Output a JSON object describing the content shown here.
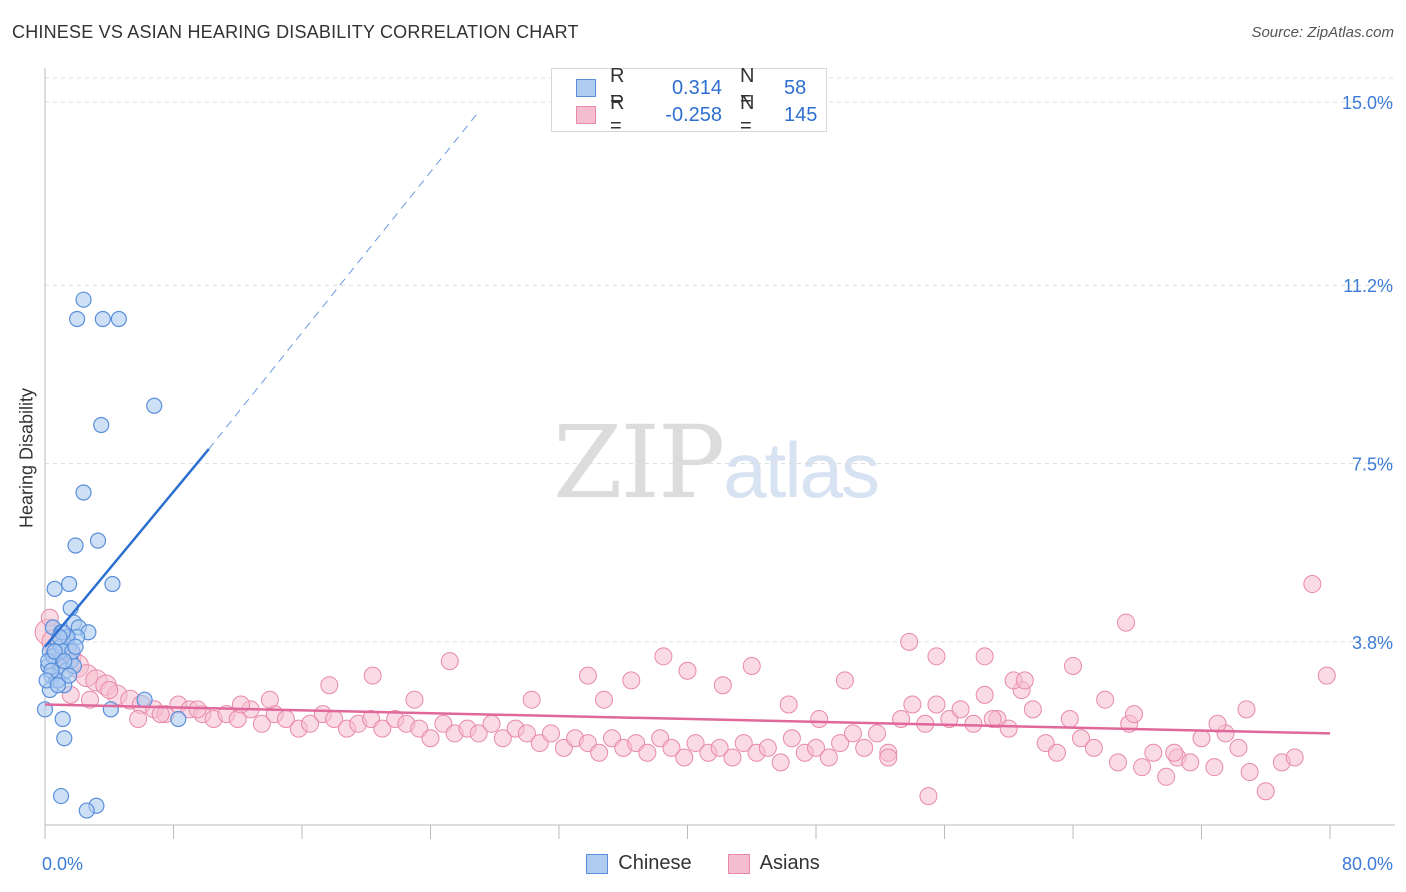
{
  "header": {
    "title": "CHINESE VS ASIAN HEARING DISABILITY CORRELATION CHART",
    "source": "Source: ZipAtlas.com"
  },
  "watermark": {
    "zip": "ZIP",
    "atlas": "atlas"
  },
  "colors": {
    "chinese_fill": "#aecbf0",
    "chinese_stroke": "#5a8fdb",
    "chinese_line": "#2b6fd1",
    "asians_fill": "#f5bdd0",
    "asians_stroke": "#e889aa",
    "asians_line": "#e0689a",
    "grid": "#dddddd",
    "tick_label": "#3d7bd6"
  },
  "legend": {
    "chinese": {
      "r_label": "R =",
      "r_value": "0.314",
      "n_label": "N =",
      "n_value": "58"
    },
    "asians": {
      "r_label": "R =",
      "r_value": "-0.258",
      "n_label": "N =",
      "n_value": "145"
    }
  },
  "bottom_legend": {
    "chinese": "Chinese",
    "asians": "Asians"
  },
  "chart_data": {
    "type": "scatter",
    "title": "CHINESE VS ASIAN HEARING DISABILITY CORRELATION CHART",
    "xlabel": "",
    "ylabel": "Hearing Disability",
    "xlim": [
      0,
      80
    ],
    "ylim": [
      0,
      15.5
    ],
    "x_tick_labels": [
      "0.0%",
      "80.0%"
    ],
    "y_ticks": [
      3.8,
      7.5,
      11.2,
      15.0
    ],
    "y_tick_labels": [
      "3.8%",
      "7.5%",
      "11.2%",
      "15.0%"
    ],
    "grid": true,
    "legend_position": "top-center",
    "series": [
      {
        "name": "Chinese",
        "R": 0.314,
        "N": 58,
        "trend": {
          "x0": 0,
          "y0": 3.7,
          "x1": 10.2,
          "y1": 7.8,
          "dashed_to": [
            27,
            14.8
          ]
        },
        "points": [
          [
            2.4,
            10.9
          ],
          [
            2.0,
            10.5
          ],
          [
            3.6,
            10.5
          ],
          [
            4.6,
            10.5
          ],
          [
            6.8,
            8.7
          ],
          [
            3.5,
            8.3
          ],
          [
            2.4,
            6.9
          ],
          [
            3.3,
            5.9
          ],
          [
            1.9,
            5.8
          ],
          [
            4.2,
            5.0
          ],
          [
            0.6,
            4.9
          ],
          [
            1.5,
            5.0
          ],
          [
            1.6,
            4.5
          ],
          [
            1.8,
            4.2
          ],
          [
            2.1,
            4.1
          ],
          [
            2.7,
            4.0
          ],
          [
            0.5,
            4.1
          ],
          [
            1.0,
            4.0
          ],
          [
            1.3,
            3.9
          ],
          [
            0.8,
            3.8
          ],
          [
            1.5,
            3.7
          ],
          [
            2.0,
            3.9
          ],
          [
            0.3,
            3.6
          ],
          [
            0.6,
            3.5
          ],
          [
            1.1,
            3.6
          ],
          [
            1.6,
            3.4
          ],
          [
            0.2,
            3.3
          ],
          [
            0.9,
            3.3
          ],
          [
            1.3,
            3.2
          ],
          [
            1.8,
            3.3
          ],
          [
            0.4,
            3.1
          ],
          [
            0.7,
            3.0
          ],
          [
            1.2,
            2.9
          ],
          [
            0.3,
            2.8
          ],
          [
            0.8,
            3.0
          ],
          [
            1.5,
            3.1
          ],
          [
            0.5,
            3.5
          ],
          [
            1.0,
            3.7
          ],
          [
            1.4,
            3.9
          ],
          [
            0.2,
            3.4
          ],
          [
            1.7,
            3.6
          ],
          [
            1.1,
            4.0
          ],
          [
            0.9,
            3.9
          ],
          [
            0.6,
            3.6
          ],
          [
            0.4,
            3.2
          ],
          [
            1.2,
            3.4
          ],
          [
            0.1,
            3.0
          ],
          [
            0.0,
            2.4
          ],
          [
            6.2,
            2.6
          ],
          [
            4.1,
            2.4
          ],
          [
            8.3,
            2.2
          ],
          [
            1.1,
            2.2
          ],
          [
            1.2,
            1.8
          ],
          [
            1.0,
            0.6
          ],
          [
            3.2,
            0.4
          ],
          [
            2.6,
            0.3
          ],
          [
            0.8,
            2.9
          ],
          [
            1.9,
            3.7
          ]
        ]
      },
      {
        "name": "Asians",
        "R": -0.258,
        "N": 145,
        "trend": {
          "x0": 0,
          "y0": 2.5,
          "x1": 80,
          "y1": 1.9
        },
        "points": [
          [
            0.2,
            4.0
          ],
          [
            0.6,
            3.8
          ],
          [
            1.0,
            3.6
          ],
          [
            1.5,
            3.5
          ],
          [
            2.0,
            3.3
          ],
          [
            2.6,
            3.1
          ],
          [
            3.2,
            3.0
          ],
          [
            3.8,
            2.9
          ],
          [
            4.5,
            2.7
          ],
          [
            5.3,
            2.6
          ],
          [
            6.0,
            2.5
          ],
          [
            6.8,
            2.4
          ],
          [
            7.5,
            2.3
          ],
          [
            8.3,
            2.5
          ],
          [
            9.0,
            2.4
          ],
          [
            9.8,
            2.3
          ],
          [
            10.5,
            2.2
          ],
          [
            11.3,
            2.3
          ],
          [
            12.0,
            2.2
          ],
          [
            12.8,
            2.4
          ],
          [
            13.5,
            2.1
          ],
          [
            14.3,
            2.3
          ],
          [
            15.0,
            2.2
          ],
          [
            15.8,
            2.0
          ],
          [
            16.5,
            2.1
          ],
          [
            17.3,
            2.3
          ],
          [
            18.0,
            2.2
          ],
          [
            18.8,
            2.0
          ],
          [
            19.5,
            2.1
          ],
          [
            20.3,
            2.2
          ],
          [
            21.0,
            2.0
          ],
          [
            21.8,
            2.2
          ],
          [
            22.5,
            2.1
          ],
          [
            23.3,
            2.0
          ],
          [
            24.0,
            1.8
          ],
          [
            24.8,
            2.1
          ],
          [
            25.5,
            1.9
          ],
          [
            26.3,
            2.0
          ],
          [
            27.0,
            1.9
          ],
          [
            27.8,
            2.1
          ],
          [
            28.5,
            1.8
          ],
          [
            29.3,
            2.0
          ],
          [
            30.0,
            1.9
          ],
          [
            30.8,
            1.7
          ],
          [
            31.5,
            1.9
          ],
          [
            32.3,
            1.6
          ],
          [
            33.0,
            1.8
          ],
          [
            33.8,
            1.7
          ],
          [
            34.5,
            1.5
          ],
          [
            35.3,
            1.8
          ],
          [
            36.0,
            1.6
          ],
          [
            36.8,
            1.7
          ],
          [
            37.5,
            1.5
          ],
          [
            38.3,
            1.8
          ],
          [
            39.0,
            1.6
          ],
          [
            39.8,
            1.4
          ],
          [
            40.5,
            1.7
          ],
          [
            41.3,
            1.5
          ],
          [
            42.0,
            1.6
          ],
          [
            42.8,
            1.4
          ],
          [
            43.5,
            1.7
          ],
          [
            44.3,
            1.5
          ],
          [
            45.0,
            1.6
          ],
          [
            45.8,
            1.3
          ],
          [
            46.5,
            1.8
          ],
          [
            47.3,
            1.5
          ],
          [
            48.0,
            1.6
          ],
          [
            48.8,
            1.4
          ],
          [
            49.5,
            1.7
          ],
          [
            50.3,
            1.9
          ],
          [
            51.0,
            1.6
          ],
          [
            51.8,
            1.9
          ],
          [
            52.5,
            1.5
          ],
          [
            53.3,
            2.2
          ],
          [
            54.0,
            2.5
          ],
          [
            54.8,
            2.1
          ],
          [
            55.5,
            2.5
          ],
          [
            56.3,
            2.2
          ],
          [
            57.0,
            2.4
          ],
          [
            57.8,
            2.1
          ],
          [
            58.5,
            2.7
          ],
          [
            59.3,
            2.2
          ],
          [
            60.0,
            2.0
          ],
          [
            60.8,
            2.8
          ],
          [
            61.5,
            2.4
          ],
          [
            62.3,
            1.7
          ],
          [
            63.0,
            1.5
          ],
          [
            63.8,
            2.2
          ],
          [
            64.5,
            1.8
          ],
          [
            65.3,
            1.6
          ],
          [
            66.0,
            2.6
          ],
          [
            66.8,
            1.3
          ],
          [
            67.5,
            2.1
          ],
          [
            68.3,
            1.2
          ],
          [
            69.0,
            1.5
          ],
          [
            69.8,
            1.0
          ],
          [
            70.5,
            1.4
          ],
          [
            71.3,
            1.3
          ],
          [
            72.0,
            1.8
          ],
          [
            72.8,
            1.2
          ],
          [
            73.5,
            1.9
          ],
          [
            74.3,
            1.6
          ],
          [
            75.0,
            1.1
          ],
          [
            76.0,
            0.7
          ],
          [
            77.0,
            1.3
          ],
          [
            77.8,
            1.4
          ],
          [
            53.8,
            3.8
          ],
          [
            55.5,
            3.5
          ],
          [
            58.5,
            3.5
          ],
          [
            60.3,
            3.0
          ],
          [
            61.0,
            3.0
          ],
          [
            64.0,
            3.3
          ],
          [
            67.8,
            2.3
          ],
          [
            70.3,
            1.5
          ],
          [
            73.0,
            2.1
          ],
          [
            74.8,
            2.4
          ],
          [
            79.8,
            3.1
          ],
          [
            78.9,
            5.0
          ],
          [
            67.3,
            4.2
          ],
          [
            55.0,
            0.6
          ],
          [
            52.5,
            1.4
          ],
          [
            59.0,
            2.2
          ],
          [
            49.8,
            3.0
          ],
          [
            48.2,
            2.2
          ],
          [
            46.3,
            2.5
          ],
          [
            44.0,
            3.3
          ],
          [
            42.2,
            2.9
          ],
          [
            40.0,
            3.2
          ],
          [
            38.5,
            3.5
          ],
          [
            36.5,
            3.0
          ],
          [
            34.8,
            2.6
          ],
          [
            33.8,
            3.1
          ],
          [
            30.3,
            2.6
          ],
          [
            25.2,
            3.4
          ],
          [
            23.0,
            2.6
          ],
          [
            20.4,
            3.1
          ],
          [
            17.7,
            2.9
          ],
          [
            14.0,
            2.6
          ],
          [
            12.2,
            2.5
          ],
          [
            9.5,
            2.4
          ],
          [
            7.2,
            2.3
          ],
          [
            5.8,
            2.2
          ],
          [
            4.0,
            2.8
          ],
          [
            2.8,
            2.6
          ],
          [
            1.6,
            2.7
          ],
          [
            0.8,
            3.4
          ],
          [
            0.3,
            4.3
          ]
        ]
      }
    ]
  }
}
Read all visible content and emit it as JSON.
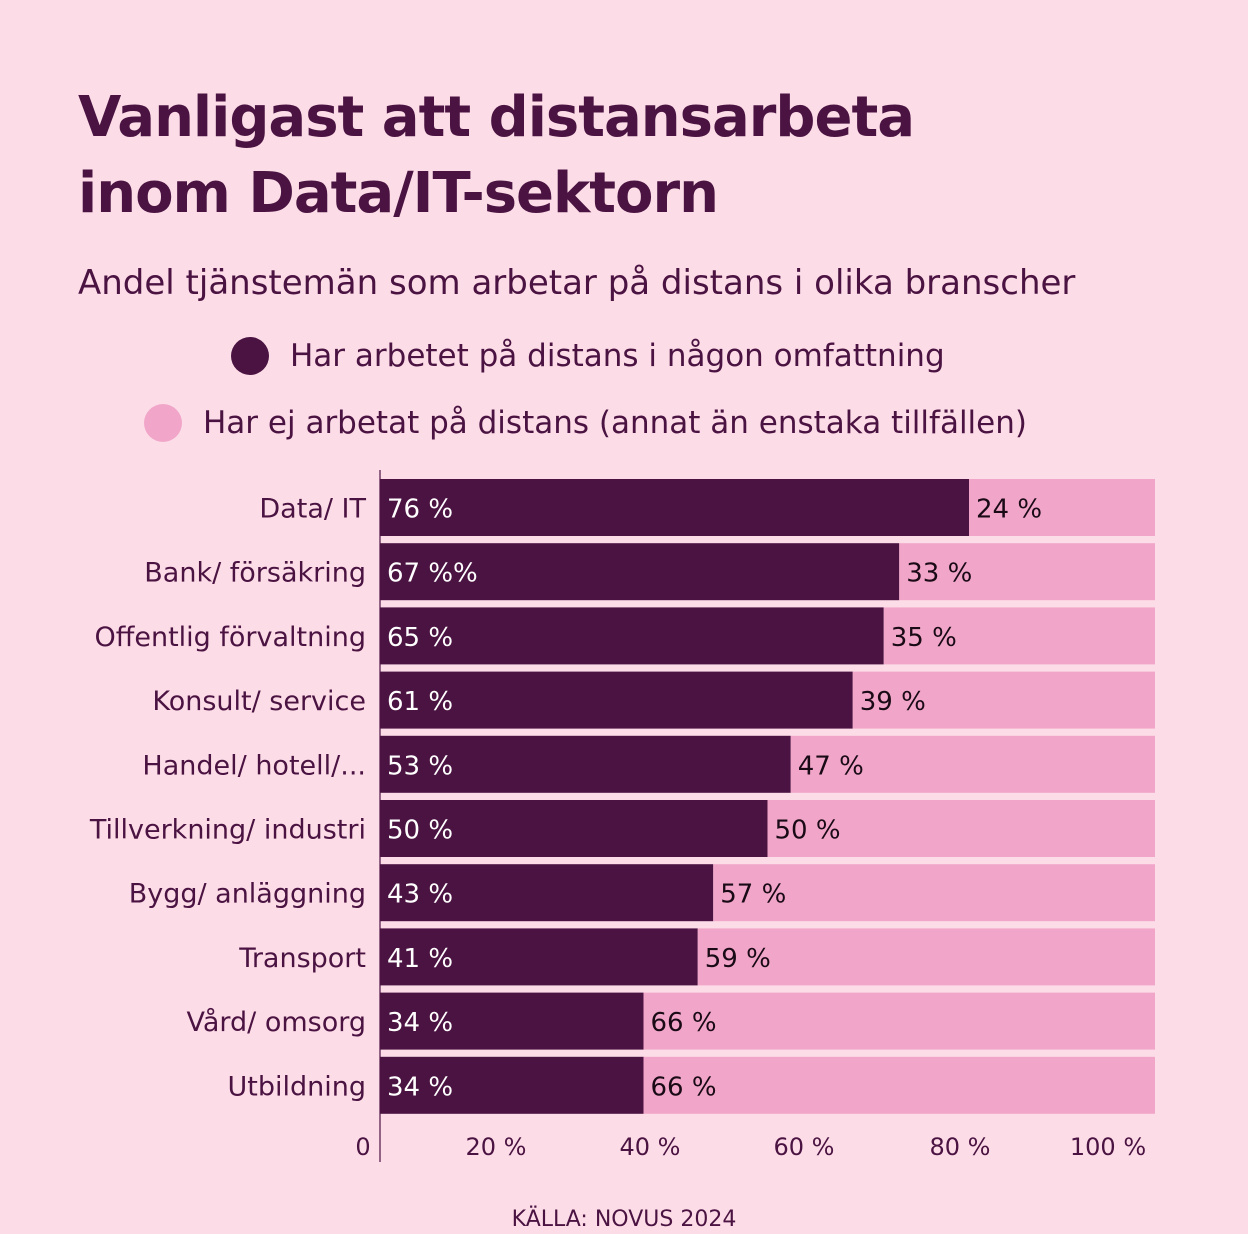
{
  "title_lines": [
    "Vanligast att distansarbeta",
    "inom Data/IT-sektorn"
  ],
  "subtitle": "Andel tjänstemän som arbetar på distans i olika branscher",
  "source": "KÄLLA: NOVUS 2024",
  "colors": {
    "background": "#fcdde7",
    "dark": "#4b1342",
    "light": "#f1a6c9",
    "text": "#4b1342"
  },
  "legend": [
    {
      "label": "Har arbetet på distans i någon omfattning",
      "color": "#4b1342"
    },
    {
      "label": "Har ej arbetat på distans (annat än enstaka tillfällen)",
      "color": "#f1a6c9"
    }
  ],
  "chart_data": {
    "type": "bar",
    "orientation": "horizontal",
    "stacked": true,
    "categories": [
      "Data/ IT",
      "Bank/ försäkring",
      "Offentlig förvaltning",
      "Konsult/ service",
      "Handel/ hotell/...",
      "Tillverkning/ industri",
      "Bygg/ anläggning",
      "Transport",
      "Vård/ omsorg",
      "Utbildning"
    ],
    "series": [
      {
        "name": "Har arbetet på distans i någon omfattning",
        "values": [
          76,
          67,
          65,
          61,
          53,
          50,
          43,
          41,
          34,
          34
        ],
        "labels": [
          "76 %",
          "67 %%",
          "65 %",
          "61 %",
          "53 %",
          "50 %",
          "43 %",
          "41 %",
          "34 %",
          "34 %"
        ]
      },
      {
        "name": "Har ej arbetat på distans (annat än enstaka tillfällen)",
        "values": [
          24,
          33,
          35,
          39,
          47,
          50,
          57,
          59,
          66,
          66
        ],
        "labels": [
          "24 %",
          "33 %",
          "35 %",
          "39 %",
          "47 %",
          "50 %",
          "57 %",
          "59 %",
          "66 %",
          "66 %"
        ]
      }
    ],
    "xlim": [
      0,
      100
    ],
    "xticks": [
      0,
      20,
      40,
      60,
      80,
      100
    ],
    "xtick_labels": [
      "0",
      "20 %",
      "40 %",
      "60 %",
      "80 %",
      "100 %"
    ],
    "legend_position": "top",
    "grid": false
  }
}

Exercise: Report each line of the material above where the word "enstaka" appears.

Answer in full:
      "label": "Har ej arbetat på distans (annat än enstaka tillfällen)",
        "name": "Har ej arbetat på distans (annat än enstaka tillfällen)",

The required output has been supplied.